- **Request**: Reproduce the data exactly and drop any pictures it holds.

----

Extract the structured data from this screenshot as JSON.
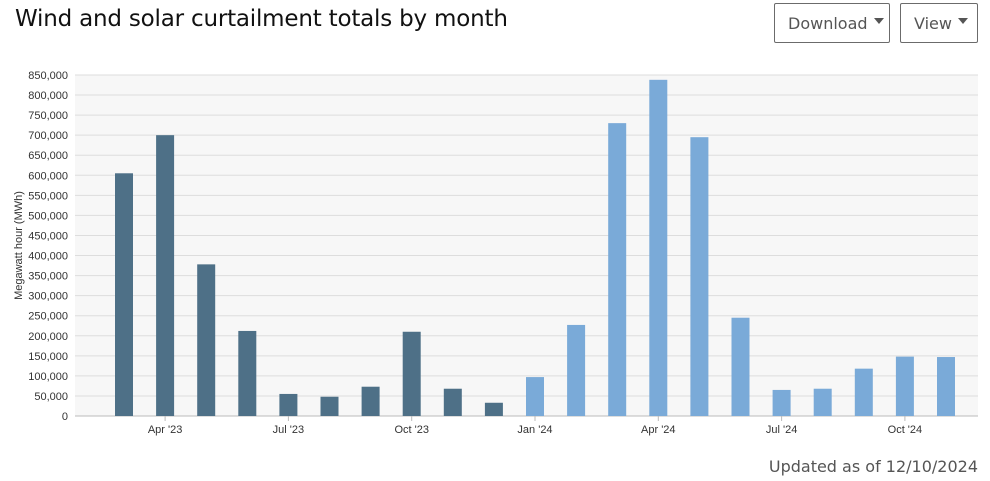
{
  "header": {
    "title": "Wind and solar curtailment totals by month",
    "download_label": "Download",
    "view_label": "View"
  },
  "footer": {
    "updated": "Updated as of 12/10/2024"
  },
  "colors": {
    "series_2023": "#4e7087",
    "series_2024": "#7aaad8",
    "grid": "#dddddd",
    "plot_bg": "#f7f7f7"
  },
  "chart_data": {
    "type": "bar",
    "title": "Wind and solar curtailment totals by month",
    "ylabel": "Megawatt hour (MWh)",
    "xlabel": "",
    "ylim": [
      0,
      850000
    ],
    "yticks": [
      0,
      50000,
      100000,
      150000,
      200000,
      250000,
      300000,
      350000,
      400000,
      450000,
      500000,
      550000,
      600000,
      650000,
      700000,
      750000,
      800000,
      850000
    ],
    "ytick_labels": [
      "0",
      "50,000",
      "100,000",
      "150,000",
      "200,000",
      "250,000",
      "300,000",
      "350,000",
      "400,000",
      "450,000",
      "500,000",
      "550,000",
      "600,000",
      "650,000",
      "700,000",
      "750,000",
      "800,000",
      "850,000"
    ],
    "categories": [
      "Mar '23",
      "Apr '23",
      "May '23",
      "Jun '23",
      "Jul '23",
      "Aug '23",
      "Sep '23",
      "Oct '23",
      "Nov '23",
      "Dec '23",
      "Jan '24",
      "Feb '24",
      "Mar '24",
      "Apr '24",
      "May '24",
      "Jun '24",
      "Jul '24",
      "Aug '24",
      "Sep '24",
      "Oct '24",
      "Nov '24"
    ],
    "xtick_labels": [
      {
        "index": 1,
        "label": "Apr '23"
      },
      {
        "index": 4,
        "label": "Jul '23"
      },
      {
        "index": 7,
        "label": "Oct '23"
      },
      {
        "index": 10,
        "label": "Jan '24"
      },
      {
        "index": 13,
        "label": "Apr '24"
      },
      {
        "index": 16,
        "label": "Jul '24"
      },
      {
        "index": 19,
        "label": "Oct '24"
      }
    ],
    "values": [
      605000,
      700000,
      378000,
      212000,
      55000,
      48000,
      73000,
      210000,
      68000,
      33000,
      97000,
      227000,
      730000,
      838000,
      695000,
      245000,
      65000,
      68000,
      118000,
      148000,
      147000
    ],
    "bar_colors": [
      "#4e7087",
      "#4e7087",
      "#4e7087",
      "#4e7087",
      "#4e7087",
      "#4e7087",
      "#4e7087",
      "#4e7087",
      "#4e7087",
      "#4e7087",
      "#7aaad8",
      "#7aaad8",
      "#7aaad8",
      "#7aaad8",
      "#7aaad8",
      "#7aaad8",
      "#7aaad8",
      "#7aaad8",
      "#7aaad8",
      "#7aaad8",
      "#7aaad8"
    ],
    "grid": true,
    "legend": "none"
  }
}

----

- **Output below**:
Extract the structured data from this screenshot as JSON.
{
  "header": {
    "title": "Wind and solar curtailment totals by month",
    "download_label": "Download",
    "view_label": "View"
  },
  "footer": {
    "updated": "Updated as of 12/10/2024"
  },
  "colors": {
    "series_2023": "#4e7087",
    "series_2024": "#7aaad8",
    "grid": "#dddddd",
    "plot_bg": "#f7f7f7"
  },
  "chart_data": {
    "type": "bar",
    "title": "Wind and solar curtailment totals by month",
    "ylabel": "Megawatt hour (MWh)",
    "xlabel": "",
    "ylim": [
      0,
      850000
    ],
    "yticks": [
      0,
      50000,
      100000,
      150000,
      200000,
      250000,
      300000,
      350000,
      400000,
      450000,
      500000,
      550000,
      600000,
      650000,
      700000,
      750000,
      800000,
      850000
    ],
    "ytick_labels": [
      "0",
      "50,000",
      "100,000",
      "150,000",
      "200,000",
      "250,000",
      "300,000",
      "350,000",
      "400,000",
      "450,000",
      "500,000",
      "550,000",
      "600,000",
      "650,000",
      "700,000",
      "750,000",
      "800,000",
      "850,000"
    ],
    "categories": [
      "Mar '23",
      "Apr '23",
      "May '23",
      "Jun '23",
      "Jul '23",
      "Aug '23",
      "Sep '23",
      "Oct '23",
      "Nov '23",
      "Dec '23",
      "Jan '24",
      "Feb '24",
      "Mar '24",
      "Apr '24",
      "May '24",
      "Jun '24",
      "Jul '24",
      "Aug '24",
      "Sep '24",
      "Oct '24",
      "Nov '24"
    ],
    "xtick_labels": [
      {
        "index": 1,
        "label": "Apr '23"
      },
      {
        "index": 4,
        "label": "Jul '23"
      },
      {
        "index": 7,
        "label": "Oct '23"
      },
      {
        "index": 10,
        "label": "Jan '24"
      },
      {
        "index": 13,
        "label": "Apr '24"
      },
      {
        "index": 16,
        "label": "Jul '24"
      },
      {
        "index": 19,
        "label": "Oct '24"
      }
    ],
    "values": [
      605000,
      700000,
      378000,
      212000,
      55000,
      48000,
      73000,
      210000,
      68000,
      33000,
      97000,
      227000,
      730000,
      838000,
      695000,
      245000,
      65000,
      68000,
      118000,
      148000,
      147000
    ],
    "bar_colors": [
      "#4e7087",
      "#4e7087",
      "#4e7087",
      "#4e7087",
      "#4e7087",
      "#4e7087",
      "#4e7087",
      "#4e7087",
      "#4e7087",
      "#4e7087",
      "#7aaad8",
      "#7aaad8",
      "#7aaad8",
      "#7aaad8",
      "#7aaad8",
      "#7aaad8",
      "#7aaad8",
      "#7aaad8",
      "#7aaad8",
      "#7aaad8",
      "#7aaad8"
    ],
    "grid": true,
    "legend": "none"
  }
}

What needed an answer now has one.